Zu bearbeiten —
#1 Beantworten Sie anhand des Auszugs über die Online-Umfrage die folgenden Fragen.
(a) Welche drei Publikationen werden im Auszug als regelmäßige Lektüre genannt?
(b) Ab welchem Zeitpunkt können im Pressebereich der Stadt Marburg Pressemitteilungen abgerufen werden?
(c) Wie viele Teilnehmer werden im Auszug für die Umfrage angegeben?
#2 Schreiben Sie aus dem Auszug über die Online-Umfrage alles von „Der Pressebereich der“ bis einschließlich „Plattform marburgmachtmit.de eingeladen?“ wortgetreu ab.

==== Auszug ====

Und ich habe auch nichts mitbekommen …

… obwohl mich sehr interessiert, was in Marburg und Umgebung los ist. Ich lese regelmäßig die OP, den Hinterländer Anzeiger, den Express, höre in den Podcast Hörmal Marburg rein, verfolge die Aktivitäten der Stadt in den sozialen Kanälen - aber bewußt mitbekommen habe ich tatsächlich auch nichts. Erst recht keinen Aufruf zur Teilnahme an der Online-Umfrage.

Da stellt sich schon die Frage, ob und wie die Marburger Bürger auf die Online-Umfrage aufmerksam gemacht wurden.

Facebook Schauen wir mal in die Archive, es heißt ja immer "das Internet vergißt nichts":

Der Pressebereich der Stadt Marburg gibt schon mal nicht viel dazu her, nur Pressemitteilungen ab Dezember 2021 können abgerufen werden. Vielleicht gibt es einen Hinweis in einem der Studier mal Marburg Heftchen? Fehlanzeige. Archiv der OP? Nix gefunden. Immerhin bin ich einmal auf den Facebook Seiten der Stadt Marburg fündig geworden: "Eure Meinung ist gefragt: Bis zum 31. Dezember …". Ein einziger Eintrag, immerhin.

Auch die Verfasser der Dokumentation gehen mit keinem Wort darauf ein, woher die 3.570 bis 3.762 Teilnehmer erfahren haben, dass es sozusagen los geht.

Vielleicht hat man es sich einfach gemacht und nur die bereits registrierten Benutzer der Plattform marburgmachtmit.de eingeladen?

Vielleicht hat man darauf spekuliert, dass, nennen wir es mal "auto-unfreundliche" Interessengruppen ihre Anhängerschaft mobilisieren, so daß das Ergebnis der Umfrage eine entsprechende Gewichtung bekommt?

Einen Satz gibt es zu diesem Gedanken im Zwischenbericht:

"Zudem haben sich an der Umfrage ggf. auch Personen mit einem besonderen Interesse an einzelnen Verkehrsmitteln beteiligt."

Vgl. MoVe 35 Zwischenbericht: Seite 14

Keine Erklärungsversuche, keine weiteren Hintergrundinformationen.

Experten, die ihre Expertise nicht einbringen?

==== Angezeigte Daten ====

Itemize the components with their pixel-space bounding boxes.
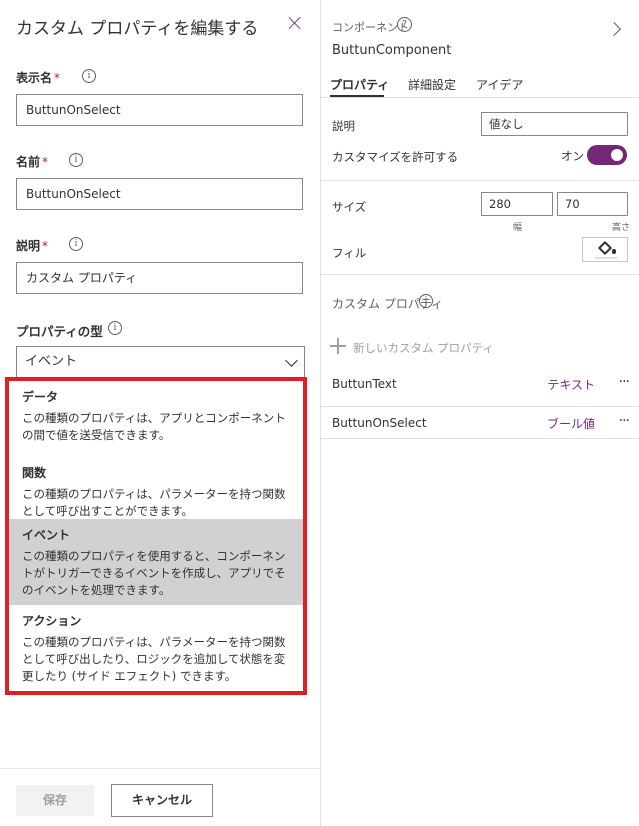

====

Ergebnisse —
#1
(a) Die OP, der Hinterländer Anzeiger und der Express
(b) Ab Dezember 2021
(c) 3.570 bis 3.762 Teilnehmer

#2
Der Pressebereich der Stadt Marburg gibt schon mal nicht viel dazu her, nur Pressemitteilungen ab Dezember 2021 können abgerufen werden. Vielleicht gibt es einen Hinweis in einem der Studier mal Marburg Heftchen? Fehlanzeige. Archiv der OP? Nix gefunden. Immerhin bin ich einmal auf den Facebook Seiten der Stadt Marburg fündig geworden: "Eure Meinung ist gefragt: Bis zum 31. Dezember …". Ein einziger Eintrag, immerhin.

Auch die Verfasser der Dokumentation gehen mit keinem Wort darauf ein, woher die 3.570 bis 3.762 Teilnehmer erfahren haben, dass es sozusagen los geht.

Vielleicht hat man es sich einfach gemacht und nur die bereits registrierten Benutzer der Plattform marburgmachtmit.de eingeladen?